Copy out the records, substituting "expand-icon" for "expand-plus-icon" wherever it occurs and leaving everything else unchanged. Leave the pictures out.

[START]

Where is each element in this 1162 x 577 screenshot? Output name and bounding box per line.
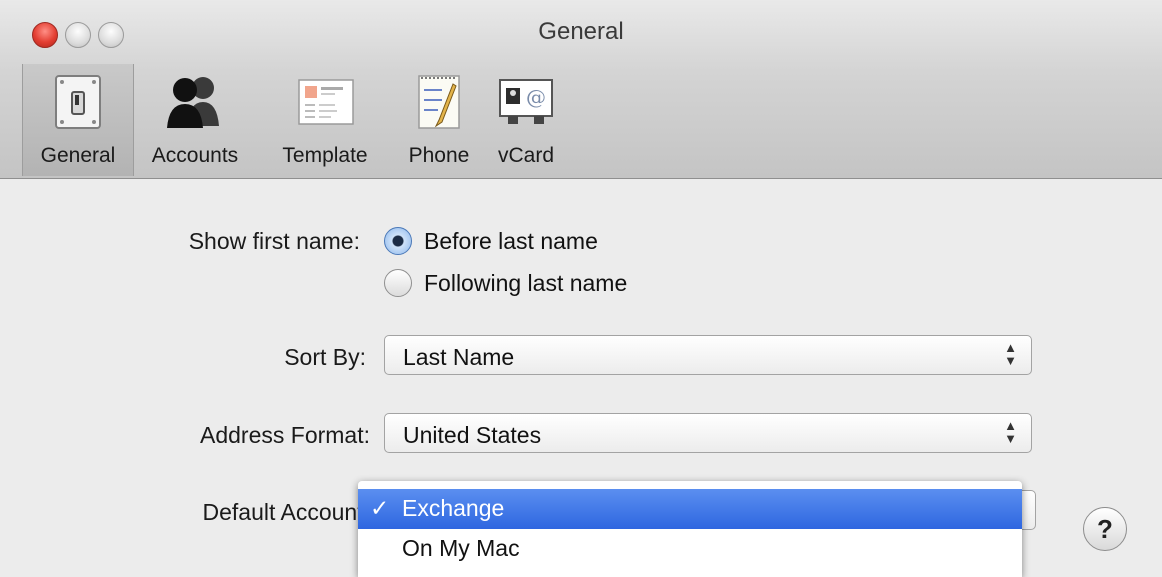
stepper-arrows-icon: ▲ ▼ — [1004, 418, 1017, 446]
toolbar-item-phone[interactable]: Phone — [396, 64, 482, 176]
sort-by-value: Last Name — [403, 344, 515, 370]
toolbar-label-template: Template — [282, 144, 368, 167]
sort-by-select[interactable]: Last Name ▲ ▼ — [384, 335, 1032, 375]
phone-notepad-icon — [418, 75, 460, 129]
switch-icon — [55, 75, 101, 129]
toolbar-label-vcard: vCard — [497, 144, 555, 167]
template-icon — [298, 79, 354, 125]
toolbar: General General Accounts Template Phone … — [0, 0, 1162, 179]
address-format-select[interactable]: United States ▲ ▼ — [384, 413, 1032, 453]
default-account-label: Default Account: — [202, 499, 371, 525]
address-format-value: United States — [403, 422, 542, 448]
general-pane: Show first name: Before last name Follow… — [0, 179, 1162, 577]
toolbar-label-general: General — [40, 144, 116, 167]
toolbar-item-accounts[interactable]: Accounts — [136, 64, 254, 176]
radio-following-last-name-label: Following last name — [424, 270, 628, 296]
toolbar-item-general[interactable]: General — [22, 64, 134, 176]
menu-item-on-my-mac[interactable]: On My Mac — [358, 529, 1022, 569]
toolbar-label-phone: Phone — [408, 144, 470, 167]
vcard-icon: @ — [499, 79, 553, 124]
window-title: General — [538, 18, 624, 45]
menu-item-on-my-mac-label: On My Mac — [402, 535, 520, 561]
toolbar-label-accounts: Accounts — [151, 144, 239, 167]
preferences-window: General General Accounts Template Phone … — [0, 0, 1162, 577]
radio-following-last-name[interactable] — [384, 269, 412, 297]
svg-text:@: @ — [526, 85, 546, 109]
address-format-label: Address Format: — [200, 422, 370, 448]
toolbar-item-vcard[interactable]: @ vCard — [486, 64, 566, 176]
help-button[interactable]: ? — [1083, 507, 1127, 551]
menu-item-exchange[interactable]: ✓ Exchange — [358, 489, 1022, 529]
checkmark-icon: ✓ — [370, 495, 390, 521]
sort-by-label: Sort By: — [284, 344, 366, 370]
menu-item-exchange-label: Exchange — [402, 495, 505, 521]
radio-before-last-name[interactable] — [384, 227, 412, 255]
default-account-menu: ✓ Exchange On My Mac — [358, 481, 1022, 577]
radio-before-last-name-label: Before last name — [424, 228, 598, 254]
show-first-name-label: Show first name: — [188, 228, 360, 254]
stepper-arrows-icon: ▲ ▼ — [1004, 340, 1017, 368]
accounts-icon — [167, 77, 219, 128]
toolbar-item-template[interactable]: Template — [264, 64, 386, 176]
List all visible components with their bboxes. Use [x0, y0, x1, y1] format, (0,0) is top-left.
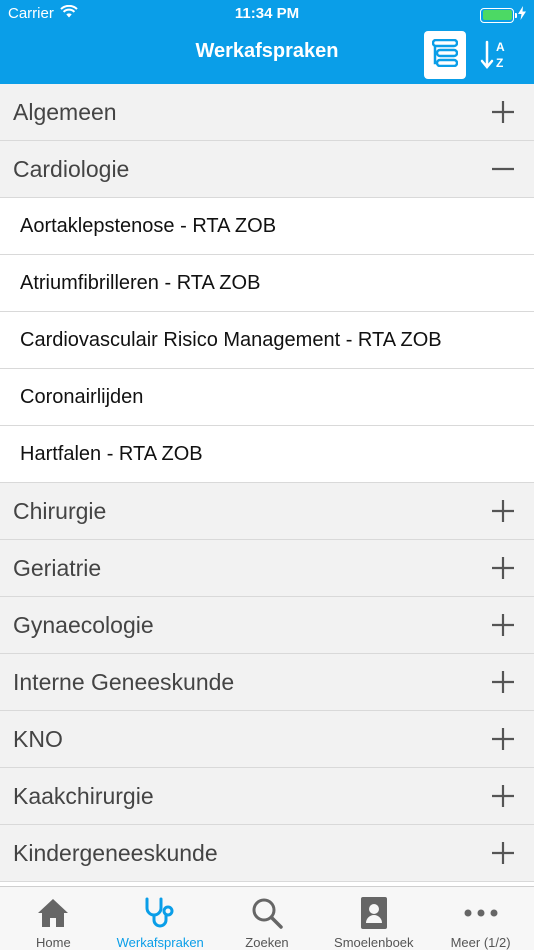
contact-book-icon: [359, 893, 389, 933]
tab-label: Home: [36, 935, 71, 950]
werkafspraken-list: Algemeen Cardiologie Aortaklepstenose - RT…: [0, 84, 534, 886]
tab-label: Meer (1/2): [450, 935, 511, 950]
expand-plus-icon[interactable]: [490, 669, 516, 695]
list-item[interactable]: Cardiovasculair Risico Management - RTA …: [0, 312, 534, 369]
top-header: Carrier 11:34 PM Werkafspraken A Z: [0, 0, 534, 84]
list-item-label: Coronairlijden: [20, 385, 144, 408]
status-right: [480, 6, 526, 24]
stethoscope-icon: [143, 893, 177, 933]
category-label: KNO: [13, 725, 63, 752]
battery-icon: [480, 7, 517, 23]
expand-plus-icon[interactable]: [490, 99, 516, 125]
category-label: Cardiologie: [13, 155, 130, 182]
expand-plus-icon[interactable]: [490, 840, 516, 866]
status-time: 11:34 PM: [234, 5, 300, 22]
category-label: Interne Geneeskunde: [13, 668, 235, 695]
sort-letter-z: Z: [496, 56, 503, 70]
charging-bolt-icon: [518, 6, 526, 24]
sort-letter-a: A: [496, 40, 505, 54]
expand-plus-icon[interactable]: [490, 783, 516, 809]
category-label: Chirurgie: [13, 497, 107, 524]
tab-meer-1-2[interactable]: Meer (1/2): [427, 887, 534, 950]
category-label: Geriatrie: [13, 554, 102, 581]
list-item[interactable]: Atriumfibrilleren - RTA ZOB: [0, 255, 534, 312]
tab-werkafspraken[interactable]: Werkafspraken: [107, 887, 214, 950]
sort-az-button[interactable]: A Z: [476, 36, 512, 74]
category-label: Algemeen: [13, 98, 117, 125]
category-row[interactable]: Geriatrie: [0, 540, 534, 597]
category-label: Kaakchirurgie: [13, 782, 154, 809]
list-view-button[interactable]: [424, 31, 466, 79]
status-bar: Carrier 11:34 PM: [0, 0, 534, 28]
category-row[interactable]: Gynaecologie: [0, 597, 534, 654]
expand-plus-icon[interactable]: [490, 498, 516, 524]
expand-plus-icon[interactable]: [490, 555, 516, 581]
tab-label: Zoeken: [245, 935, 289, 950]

[END]

## Completed exercise
Where is each element in this 1162 x 577 screenshot? Output name and bounding box per line.
stepper-arrows-icon: ▲ ▼ — [1004, 418, 1017, 446]
toolbar-item-phone[interactable]: Phone — [396, 64, 482, 176]
sort-by-value: Last Name — [403, 344, 515, 370]
toolbar-label-template: Template — [282, 144, 368, 167]
sort-by-select[interactable]: Last Name ▲ ▼ — [384, 335, 1032, 375]
phone-notepad-icon — [418, 75, 460, 129]
switch-icon — [55, 75, 101, 129]
toolbar-label-vcard: vCard — [497, 144, 555, 167]
template-icon — [298, 79, 354, 125]
toolbar: General General Accounts Template Phone … — [0, 0, 1162, 179]
address-format-select[interactable]: United States ▲ ▼ — [384, 413, 1032, 453]
default-account-label: Default Account: — [202, 499, 371, 525]
address-format-value: United States — [403, 422, 542, 448]
general-pane: Show first name: Before last name Follow… — [0, 179, 1162, 577]
toolbar-label-general: General — [40, 144, 116, 167]
toolbar-item-accounts[interactable]: Accounts — [136, 64, 254, 176]
radio-following-last-name-label: Following last name — [424, 270, 628, 296]
toolbar-item-general[interactable]: General — [22, 64, 134, 176]
menu-item-on-my-mac[interactable]: On My Mac — [358, 529, 1022, 569]
toolbar-label-phone: Phone — [408, 144, 470, 167]
vcard-icon: @ — [499, 79, 553, 124]
window-title: General — [538, 18, 624, 45]
menu-item-on-my-mac-label: On My Mac — [402, 535, 520, 561]
toolbar-label-accounts: Accounts — [151, 144, 239, 167]
preferences-window: General General Accounts Template Phone … — [0, 0, 1162, 577]
radio-following-last-name[interactable] — [384, 269, 412, 297]
svg-text:@: @ — [526, 85, 546, 109]
address-format-label: Address Format: — [200, 422, 370, 448]
toolbar-item-vcard[interactable]: @ vCard — [486, 64, 566, 176]
help-button[interactable]: ? — [1083, 507, 1127, 551]
menu-item-exchange[interactable]: ✓ Exchange — [358, 489, 1022, 529]
checkmark-icon: ✓ — [370, 495, 390, 521]
sort-by-label: Sort By: — [284, 344, 366, 370]
menu-item-exchange-label: Exchange — [402, 495, 505, 521]
radio-before-last-name[interactable] — [384, 227, 412, 255]
default-account-menu: ✓ Exchange On My Mac — [358, 481, 1022, 577]
radio-before-last-name-label: Before last name — [424, 228, 598, 254]
show-first-name-label: Show first name: — [188, 228, 360, 254]
stepper-arrows-icon: ▲ ▼ — [1004, 340, 1017, 368]
accounts-icon — [167, 77, 219, 128]
toolbar-item-template[interactable]: Template — [264, 64, 386, 176]
List all visible components with their bboxes. Use [x0, y0, x1, y1] format, (0,0) is top-left.
contact-book-icon: [359, 893, 389, 933]
tab-label: Home: [36, 935, 71, 950]
werkafspraken-list: Algemeen Cardiologie Aortaklepstenose - RT…: [0, 84, 534, 886]
tab-label: Meer (1/2): [450, 935, 511, 950]
expand-icon[interactable]: [490, 669, 516, 695]
list-item[interactable]: Cardiovasculair Risico Management - RTA …: [0, 312, 534, 369]
top-header: Carrier 11:34 PM Werkafspraken A Z: [0, 0, 534, 84]
list-item-label: Coronairlijden: [20, 385, 144, 408]
status-right: [480, 6, 526, 24]
stethoscope-icon: [143, 893, 177, 933]
category-label: KNO: [13, 725, 63, 752]
battery-icon: [480, 7, 517, 23]
expand-icon[interactable]: [490, 99, 516, 125]
category-label: Cardiologie: [13, 155, 130, 182]
expand-icon[interactable]: [490, 840, 516, 866]
status-time: 11:34 PM: [234, 5, 300, 22]
category-label: Interne Geneeskunde: [13, 668, 235, 695]
sort-letter-z: Z: [496, 56, 503, 70]
charging-bolt-icon: [518, 6, 526, 24]
sort-letter-a: A: [496, 40, 505, 54]
expand-icon[interactable]: [490, 783, 516, 809]
category-label: Chirurgie: [13, 497, 107, 524]
tab-meer-1-2[interactable]: Meer (1/2): [427, 887, 534, 950]
category-label: Geriatrie: [13, 554, 102, 581]
list-item[interactable]: Atriumfibrilleren - RTA ZOB: [0, 255, 534, 312]
tab-werkafspraken[interactable]: Werkafspraken: [107, 887, 214, 950]
sort-az-button[interactable]: A Z: [476, 36, 512, 74]
category-label: Algemeen: [13, 98, 117, 125]
category-row[interactable]: Geriatrie: [0, 540, 534, 597]
category-label: Kaakchirurgie: [13, 782, 154, 809]
list-view-button[interactable]: [424, 31, 466, 79]
status-bar: Carrier 11:34 PM: [0, 0, 534, 28]
category-row[interactable]: Gynaecologie: [0, 597, 534, 654]
expand-icon[interactable]: [490, 498, 516, 524]
expand-icon[interactable]: [490, 555, 516, 581]
tab-label: Zoeken: [245, 935, 289, 950]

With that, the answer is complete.